▸ Request:
Please print every record below exactly as it appears.

********

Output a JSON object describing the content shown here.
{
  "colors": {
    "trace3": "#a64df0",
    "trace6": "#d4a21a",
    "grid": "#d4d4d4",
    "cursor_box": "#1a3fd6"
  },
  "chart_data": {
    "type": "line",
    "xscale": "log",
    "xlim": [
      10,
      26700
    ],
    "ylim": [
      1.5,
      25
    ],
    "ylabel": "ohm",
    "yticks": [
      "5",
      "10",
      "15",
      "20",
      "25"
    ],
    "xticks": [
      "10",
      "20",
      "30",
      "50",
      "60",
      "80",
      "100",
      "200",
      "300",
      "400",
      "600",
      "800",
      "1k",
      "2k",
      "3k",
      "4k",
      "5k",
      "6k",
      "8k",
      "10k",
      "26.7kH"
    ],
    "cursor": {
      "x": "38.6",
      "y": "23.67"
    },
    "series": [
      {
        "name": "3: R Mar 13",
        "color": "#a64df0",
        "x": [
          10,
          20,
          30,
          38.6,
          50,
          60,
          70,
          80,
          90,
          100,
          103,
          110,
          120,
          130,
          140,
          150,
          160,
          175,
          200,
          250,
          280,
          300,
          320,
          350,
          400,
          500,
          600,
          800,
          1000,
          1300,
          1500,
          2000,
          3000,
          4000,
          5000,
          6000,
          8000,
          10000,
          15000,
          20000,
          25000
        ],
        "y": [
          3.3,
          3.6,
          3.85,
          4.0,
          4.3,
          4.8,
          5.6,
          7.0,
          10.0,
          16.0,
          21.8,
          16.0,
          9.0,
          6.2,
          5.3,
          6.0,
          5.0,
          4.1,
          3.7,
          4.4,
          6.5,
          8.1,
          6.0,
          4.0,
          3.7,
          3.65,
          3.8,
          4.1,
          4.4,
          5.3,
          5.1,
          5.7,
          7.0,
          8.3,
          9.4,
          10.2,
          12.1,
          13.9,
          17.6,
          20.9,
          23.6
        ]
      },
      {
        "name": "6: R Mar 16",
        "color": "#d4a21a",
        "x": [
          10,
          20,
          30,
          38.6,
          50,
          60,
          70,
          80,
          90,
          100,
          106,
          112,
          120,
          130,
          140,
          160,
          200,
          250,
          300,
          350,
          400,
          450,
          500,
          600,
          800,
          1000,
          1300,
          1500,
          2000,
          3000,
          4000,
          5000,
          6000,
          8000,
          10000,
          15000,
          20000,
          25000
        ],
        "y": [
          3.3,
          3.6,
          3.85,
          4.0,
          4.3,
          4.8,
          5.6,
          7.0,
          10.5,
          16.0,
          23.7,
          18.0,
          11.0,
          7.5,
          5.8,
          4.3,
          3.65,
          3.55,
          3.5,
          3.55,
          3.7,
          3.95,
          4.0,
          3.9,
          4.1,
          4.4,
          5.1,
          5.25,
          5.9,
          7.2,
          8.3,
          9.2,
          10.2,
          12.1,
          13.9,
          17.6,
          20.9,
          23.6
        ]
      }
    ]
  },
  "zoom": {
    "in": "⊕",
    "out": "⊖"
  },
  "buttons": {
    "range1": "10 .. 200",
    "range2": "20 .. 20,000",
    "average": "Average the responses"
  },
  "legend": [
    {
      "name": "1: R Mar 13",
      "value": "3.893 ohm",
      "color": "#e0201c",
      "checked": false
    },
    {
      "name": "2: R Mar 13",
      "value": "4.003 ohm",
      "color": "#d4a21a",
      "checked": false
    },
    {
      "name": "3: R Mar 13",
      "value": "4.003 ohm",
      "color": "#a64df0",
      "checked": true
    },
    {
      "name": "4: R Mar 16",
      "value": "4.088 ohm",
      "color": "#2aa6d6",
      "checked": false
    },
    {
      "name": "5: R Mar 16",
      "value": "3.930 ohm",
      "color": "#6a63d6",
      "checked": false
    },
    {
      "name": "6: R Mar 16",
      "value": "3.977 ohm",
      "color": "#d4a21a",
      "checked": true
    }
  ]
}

********

▸ Final result:
Output a JSON object describing the content shown here.
{
  "colors": {
    "trace3": "#a64df0",
    "trace6": "#d4a21a",
    "grid": "#d4d4d4",
    "cursor_box": "#1a3fd6"
  },
  "chart_data": {
    "type": "line",
    "xscale": "log",
    "xlim": [
      10,
      26700
    ],
    "ylim": [
      1.5,
      25
    ],
    "ylabel": "ohm",
    "yticks": [
      "5",
      "10",
      "15",
      "20",
      "25"
    ],
    "xticks": [
      "10",
      "20",
      "30",
      "50",
      "60",
      "80",
      "100",
      "200",
      "300",
      "400",
      "600",
      "800",
      "1k",
      "2k",
      "3k",
      "4k",
      "5k",
      "6k",
      "8k",
      "10k",
      "26.7kH"
    ],
    "cursor": {
      "x": "38.6",
      "y": "23.67"
    },
    "series": [
      {
        "name": "3: R Mar 13",
        "color": "#a64df0",
        "x": [
          10,
          20,
          30,
          38.6,
          50,
          60,
          70,
          80,
          90,
          100,
          103,
          110,
          120,
          130,
          140,
          150,
          160,
          175,
          200,
          250,
          280,
          300,
          320,
          350,
          400,
          500,
          600,
          800,
          1000,
          1300,
          1500,
          2000,
          3000,
          4000,
          5000,
          6000,
          8000,
          10000,
          15000,
          20000,
          25000
        ],
        "y": [
          3.3,
          3.6,
          3.85,
          4.0,
          4.3,
          4.8,
          5.6,
          7.0,
          10.0,
          16.0,
          21.8,
          16.0,
          9.0,
          6.2,
          5.3,
          6.0,
          5.0,
          4.1,
          3.7,
          4.4,
          6.5,
          8.1,
          6.0,
          4.0,
          3.7,
          3.65,
          3.8,
          4.1,
          4.4,
          5.3,
          5.1,
          5.7,
          7.0,
          8.3,
          9.4,
          10.2,
          12.1,
          13.9,
          17.6,
          20.9,
          23.6
        ]
      },
      {
        "name": "6: R Mar 16",
        "color": "#d4a21a",
        "x": [
          10,
          20,
          30,
          38.6,
          50,
          60,
          70,
          80,
          90,
          100,
          106,
          112,
          120,
          130,
          140,
          160,
          200,
          250,
          300,
          350,
          400,
          450,
          500,
          600,
          800,
          1000,
          1300,
          1500,
          2000,
          3000,
          4000,
          5000,
          6000,
          8000,
          10000,
          15000,
          20000,
          25000
        ],
        "y": [
          3.3,
          3.6,
          3.85,
          4.0,
          4.3,
          4.8,
          5.6,
          7.0,
          10.5,
          16.0,
          23.7,
          18.0,
          11.0,
          7.5,
          5.8,
          4.3,
          3.65,
          3.55,
          3.5,
          3.55,
          3.7,
          3.95,
          4.0,
          3.9,
          4.1,
          4.4,
          5.1,
          5.25,
          5.9,
          7.2,
          8.3,
          9.2,
          10.2,
          12.1,
          13.9,
          17.6,
          20.9,
          23.6
        ]
      }
    ]
  },
  "zoom": {
    "in": "⊕",
    "out": "⊖"
  },
  "buttons": {
    "range1": "10 .. 200",
    "range2": "20 .. 20,000",
    "average": "Average the responses"
  },
  "legend": [
    {
      "name": "1: R Mar 13",
      "value": "3.893 ohm",
      "color": "#e0201c",
      "checked": false
    },
    {
      "name": "2: R Mar 13",
      "value": "4.003 ohm",
      "color": "#d4a21a",
      "checked": false
    },
    {
      "name": "3: R Mar 13",
      "value": "4.003 ohm",
      "color": "#a64df0",
      "checked": true
    },
    {
      "name": "4: R Mar 16",
      "value": "4.088 ohm",
      "color": "#2aa6d6",
      "checked": false
    },
    {
      "name": "5: R Mar 16",
      "value": "3.930 ohm",
      "color": "#6a63d6",
      "checked": false
    },
    {
      "name": "6: R Mar 16",
      "value": "3.977 ohm",
      "color": "#d4a21a",
      "checked": true
    }
  ]
}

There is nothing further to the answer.